• [Problem requirements] All of the material below is to be repeated exactly.

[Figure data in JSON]
--

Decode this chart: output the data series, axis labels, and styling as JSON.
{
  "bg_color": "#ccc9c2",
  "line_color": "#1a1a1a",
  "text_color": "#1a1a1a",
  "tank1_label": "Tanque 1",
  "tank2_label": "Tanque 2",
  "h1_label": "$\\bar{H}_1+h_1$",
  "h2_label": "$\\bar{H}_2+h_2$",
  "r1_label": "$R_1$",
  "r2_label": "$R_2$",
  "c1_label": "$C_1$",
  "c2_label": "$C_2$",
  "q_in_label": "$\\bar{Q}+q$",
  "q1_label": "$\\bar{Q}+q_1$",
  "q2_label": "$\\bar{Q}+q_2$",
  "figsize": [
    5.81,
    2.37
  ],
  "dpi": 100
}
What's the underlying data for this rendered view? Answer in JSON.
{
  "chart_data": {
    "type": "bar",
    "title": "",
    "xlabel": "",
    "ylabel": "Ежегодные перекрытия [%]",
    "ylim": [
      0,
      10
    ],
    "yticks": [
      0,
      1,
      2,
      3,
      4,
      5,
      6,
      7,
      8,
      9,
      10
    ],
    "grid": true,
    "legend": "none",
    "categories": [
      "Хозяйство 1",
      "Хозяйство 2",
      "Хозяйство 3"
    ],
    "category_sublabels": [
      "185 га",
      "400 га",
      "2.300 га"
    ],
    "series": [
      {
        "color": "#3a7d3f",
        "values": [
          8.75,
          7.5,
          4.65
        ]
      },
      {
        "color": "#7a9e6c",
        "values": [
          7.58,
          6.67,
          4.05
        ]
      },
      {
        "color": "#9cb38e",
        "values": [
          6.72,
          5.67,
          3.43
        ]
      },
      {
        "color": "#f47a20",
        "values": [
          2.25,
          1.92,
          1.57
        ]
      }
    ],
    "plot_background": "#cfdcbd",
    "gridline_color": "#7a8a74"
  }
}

--

• [Answer to this problem]
Decode this chart: output the data series, axis labels, and styling as JSON.
{
  "bg_color": "#ccc9c2",
  "line_color": "#1a1a1a",
  "text_color": "#1a1a1a",
  "tank1_label": "Tanque 1",
  "tank2_label": "Tanque 2",
  "h1_label": "$\\bar{H}_1+h_1$",
  "h2_label": "$\\bar{H}_2+h_2$",
  "r1_label": "$R_1$",
  "r2_label": "$R_2$",
  "c1_label": "$C_1$",
  "c2_label": "$C_2$",
  "q_in_label": "$\\bar{Q}+q$",
  "q1_label": "$\\bar{Q}+q_1$",
  "q2_label": "$\\bar{Q}+q_2$",
  "figsize": [
    5.81,
    2.37
  ],
  "dpi": 100
}
What's the underlying data for this rendered view? Answer in JSON.
{
  "chart_data": {
    "type": "bar",
    "title": "",
    "xlabel": "",
    "ylabel": "Ежегодные перекрытия [%]",
    "ylim": [
      0,
      10
    ],
    "yticks": [
      0,
      1,
      2,
      3,
      4,
      5,
      6,
      7,
      8,
      9,
      10
    ],
    "grid": true,
    "legend": "none",
    "categories": [
      "Хозяйство 1",
      "Хозяйство 2",
      "Хозяйство 3"
    ],
    "category_sublabels": [
      "185 га",
      "400 га",
      "2.300 га"
    ],
    "series": [
      {
        "color": "#3a7d3f",
        "values": [
          8.75,
          7.5,
          4.65
        ]
      },
      {
        "color": "#7a9e6c",
        "values": [
          7.58,
          6.67,
          4.05
        ]
      },
      {
        "color": "#9cb38e",
        "values": [
          6.72,
          5.67,
          3.43
        ]
      },
      {
        "color": "#f47a20",
        "values": [
          2.25,
          1.92,
          1.57
        ]
      }
    ],
    "plot_background": "#cfdcbd",
    "gridline_color": "#7a8a74"
  }
}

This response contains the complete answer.